[BEGIN]

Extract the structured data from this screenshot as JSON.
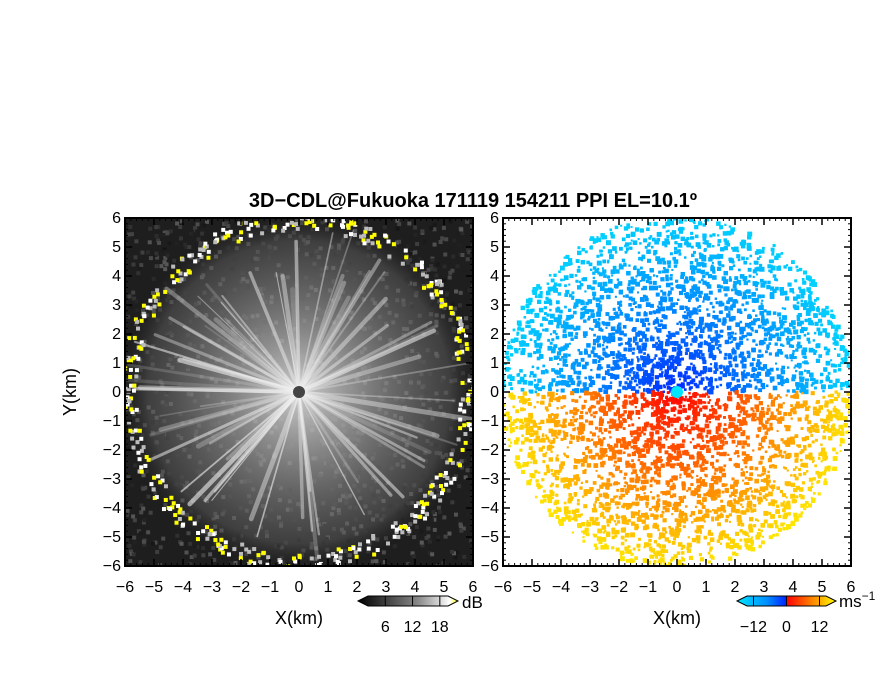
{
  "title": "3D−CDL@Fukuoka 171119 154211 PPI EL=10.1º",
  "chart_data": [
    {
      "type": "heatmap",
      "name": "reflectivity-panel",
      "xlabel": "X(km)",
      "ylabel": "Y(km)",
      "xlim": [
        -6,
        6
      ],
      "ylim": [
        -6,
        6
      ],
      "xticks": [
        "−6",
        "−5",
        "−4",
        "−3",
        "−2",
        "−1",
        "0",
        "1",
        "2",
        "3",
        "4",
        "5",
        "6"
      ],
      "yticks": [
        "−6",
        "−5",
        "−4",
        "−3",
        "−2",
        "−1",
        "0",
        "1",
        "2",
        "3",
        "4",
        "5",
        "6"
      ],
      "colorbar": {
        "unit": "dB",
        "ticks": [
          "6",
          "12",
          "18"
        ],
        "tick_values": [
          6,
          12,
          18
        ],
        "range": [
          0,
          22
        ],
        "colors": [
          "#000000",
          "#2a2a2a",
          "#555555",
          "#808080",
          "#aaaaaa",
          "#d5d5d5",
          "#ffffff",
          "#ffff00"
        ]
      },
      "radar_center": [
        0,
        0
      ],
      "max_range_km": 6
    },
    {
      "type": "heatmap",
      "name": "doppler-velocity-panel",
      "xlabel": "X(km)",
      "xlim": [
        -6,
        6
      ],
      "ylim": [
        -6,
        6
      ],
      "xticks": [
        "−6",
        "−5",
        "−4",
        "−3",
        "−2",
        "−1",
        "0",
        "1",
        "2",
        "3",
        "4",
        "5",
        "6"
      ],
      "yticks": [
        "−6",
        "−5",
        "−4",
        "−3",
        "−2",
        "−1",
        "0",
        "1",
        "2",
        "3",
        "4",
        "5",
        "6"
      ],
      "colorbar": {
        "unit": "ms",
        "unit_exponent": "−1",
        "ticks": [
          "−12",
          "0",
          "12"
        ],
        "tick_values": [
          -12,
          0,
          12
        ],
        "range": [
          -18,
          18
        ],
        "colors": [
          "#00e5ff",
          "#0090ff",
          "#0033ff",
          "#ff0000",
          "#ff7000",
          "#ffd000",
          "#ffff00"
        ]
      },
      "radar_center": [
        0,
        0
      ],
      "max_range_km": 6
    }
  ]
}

[END]

Set the listing down in full and exactly. Pictures within it should not appear in the copy.

§ **FULL SOLUTION**:
Extract the structured data from this screenshot as JSON.
{
  "title": "3D−CDL@Fukuoka 171119 154211 PPI EL=10.1º",
  "chart_data": [
    {
      "type": "heatmap",
      "name": "reflectivity-panel",
      "xlabel": "X(km)",
      "ylabel": "Y(km)",
      "xlim": [
        -6,
        6
      ],
      "ylim": [
        -6,
        6
      ],
      "xticks": [
        "−6",
        "−5",
        "−4",
        "−3",
        "−2",
        "−1",
        "0",
        "1",
        "2",
        "3",
        "4",
        "5",
        "6"
      ],
      "yticks": [
        "−6",
        "−5",
        "−4",
        "−3",
        "−2",
        "−1",
        "0",
        "1",
        "2",
        "3",
        "4",
        "5",
        "6"
      ],
      "colorbar": {
        "unit": "dB",
        "ticks": [
          "6",
          "12",
          "18"
        ],
        "tick_values": [
          6,
          12,
          18
        ],
        "range": [
          0,
          22
        ],
        "colors": [
          "#000000",
          "#2a2a2a",
          "#555555",
          "#808080",
          "#aaaaaa",
          "#d5d5d5",
          "#ffffff",
          "#ffff00"
        ]
      },
      "radar_center": [
        0,
        0
      ],
      "max_range_km": 6
    },
    {
      "type": "heatmap",
      "name": "doppler-velocity-panel",
      "xlabel": "X(km)",
      "xlim": [
        -6,
        6
      ],
      "ylim": [
        -6,
        6
      ],
      "xticks": [
        "−6",
        "−5",
        "−4",
        "−3",
        "−2",
        "−1",
        "0",
        "1",
        "2",
        "3",
        "4",
        "5",
        "6"
      ],
      "yticks": [
        "−6",
        "−5",
        "−4",
        "−3",
        "−2",
        "−1",
        "0",
        "1",
        "2",
        "3",
        "4",
        "5",
        "6"
      ],
      "colorbar": {
        "unit": "ms",
        "unit_exponent": "−1",
        "ticks": [
          "−12",
          "0",
          "12"
        ],
        "tick_values": [
          -12,
          0,
          12
        ],
        "range": [
          -18,
          18
        ],
        "colors": [
          "#00e5ff",
          "#0090ff",
          "#0033ff",
          "#ff0000",
          "#ff7000",
          "#ffd000",
          "#ffff00"
        ]
      },
      "radar_center": [
        0,
        0
      ],
      "max_range_km": 6
    }
  ]
}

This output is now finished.